What to work on >> Below is the data. Give it again, complete and exact.

Records for this task >>
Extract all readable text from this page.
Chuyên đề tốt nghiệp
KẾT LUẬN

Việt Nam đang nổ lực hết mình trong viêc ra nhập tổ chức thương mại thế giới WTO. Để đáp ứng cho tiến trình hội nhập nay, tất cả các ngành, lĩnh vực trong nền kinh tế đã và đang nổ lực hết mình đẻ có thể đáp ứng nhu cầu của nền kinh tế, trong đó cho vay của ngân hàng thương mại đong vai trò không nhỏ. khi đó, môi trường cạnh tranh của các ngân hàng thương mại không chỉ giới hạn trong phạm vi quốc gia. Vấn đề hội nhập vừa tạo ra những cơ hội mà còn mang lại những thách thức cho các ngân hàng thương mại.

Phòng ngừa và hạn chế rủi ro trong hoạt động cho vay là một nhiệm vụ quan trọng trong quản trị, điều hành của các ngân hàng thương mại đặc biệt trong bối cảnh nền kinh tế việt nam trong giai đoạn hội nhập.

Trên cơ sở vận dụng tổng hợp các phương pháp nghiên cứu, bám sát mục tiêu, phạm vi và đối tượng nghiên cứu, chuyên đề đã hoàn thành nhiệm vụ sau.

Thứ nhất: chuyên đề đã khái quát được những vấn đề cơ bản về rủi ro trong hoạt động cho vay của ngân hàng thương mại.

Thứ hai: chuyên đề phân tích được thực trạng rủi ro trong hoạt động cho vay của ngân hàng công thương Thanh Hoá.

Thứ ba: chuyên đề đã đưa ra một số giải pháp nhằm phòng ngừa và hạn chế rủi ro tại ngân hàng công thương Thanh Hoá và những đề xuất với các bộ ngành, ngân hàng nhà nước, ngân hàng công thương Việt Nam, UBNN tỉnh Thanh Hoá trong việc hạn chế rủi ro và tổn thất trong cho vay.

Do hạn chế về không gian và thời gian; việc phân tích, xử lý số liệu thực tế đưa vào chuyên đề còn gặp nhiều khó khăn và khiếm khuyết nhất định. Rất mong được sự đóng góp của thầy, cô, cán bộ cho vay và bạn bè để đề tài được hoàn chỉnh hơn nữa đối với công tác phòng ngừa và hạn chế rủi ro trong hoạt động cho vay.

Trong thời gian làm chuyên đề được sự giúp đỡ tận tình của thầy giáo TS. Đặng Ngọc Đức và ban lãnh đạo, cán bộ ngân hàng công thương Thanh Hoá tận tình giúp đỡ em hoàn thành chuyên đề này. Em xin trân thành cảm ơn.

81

Right answer >>
Extract all readable text from this page.
Chuyên đề tốt nghiệp
KẾT LUẬN

Việt Nam đang nổ lực hết mình trong viêc ra nhập tổ chức thương mại thế giới WTO. Để đáp ứng cho tiến trình hội nhập nay, tất cả các ngành, lĩnh vực trong nền kinh tế đã và đang nổ lực hết mình đẻ có thể đáp ứng nhu cầu của nền kinh tế, trong đó cho vay của ngân hàng thương mại đong vai trò không nhỏ. khi đó, môi trường cạnh tranh của các ngân hàng thương mại không chỉ giới hạn trong phạm vi quốc gia. Vấn đề hội nhập vừa tạo ra những cơ hội mà còn mang lại những thách thức cho các ngân hàng thương mại.

Phòng ngừa và hạn chế rủi ro trong hoạt động cho vay là một nhiệm vụ quan trọng trong quản trị, điều hành của các ngân hàng thương mại đặc biệt trong bối cảnh nền kinh tế việt nam trong giai đoạn hội nhập.

Trên cơ sở vận dụng tổng hợp các phương pháp nghiên cứu, bám sát mục tiêu, phạm vi và đối tượng nghiên cứu, chuyên đề đã hoàn thành nhiệm vụ sau.

Thứ nhất: chuyên đề đã khái quát được những vấn đề cơ bản về rủi ro trong hoạt động cho vay của ngân hàng thương mại.

Thứ hai: chuyên đề phân tích được thực trạng rủi ro trong hoạt động cho vay của ngân hàng công thương Thanh Hoá.

Thứ ba: chuyên đề đã đưa ra một số giải pháp nhằm phòng ngừa và hạn chế rủi ro tại ngân hàng công thương Thanh Hoá và những đề xuất với các bộ ngành, ngân hàng nhà nước, ngân hàng công thương Việt Nam, UBNN tỉnh Thanh Hoá trong việc hạn chế rủi ro và tổn thất trong cho vay.

Do hạn chế về không gian và thời gian; việc phân tích, xử lý số liệu thực tế đưa vào chuyên đề còn gặp nhiều khó khăn và khiếm khuyết nhất định. Rất mong được sự đóng góp của thầy, cô, cán bộ cho vay và bạn bè để đề tài được hoàn chỉnh hơn nữa đối với công tác phòng ngừa và hạn chế rủi ro trong hoạt động cho vay.

Trong thời gian làm chuyên đề được sự giúp đỡ tận tình của thầy giáo TS. Đặng Ngọc Đức và ban lãnh đạo, cán bộ ngân hàng công thương Thanh Hoá tận tình giúp đỡ em hoàn thành chuyên đề này. Em xin trân thành cảm ơn.

81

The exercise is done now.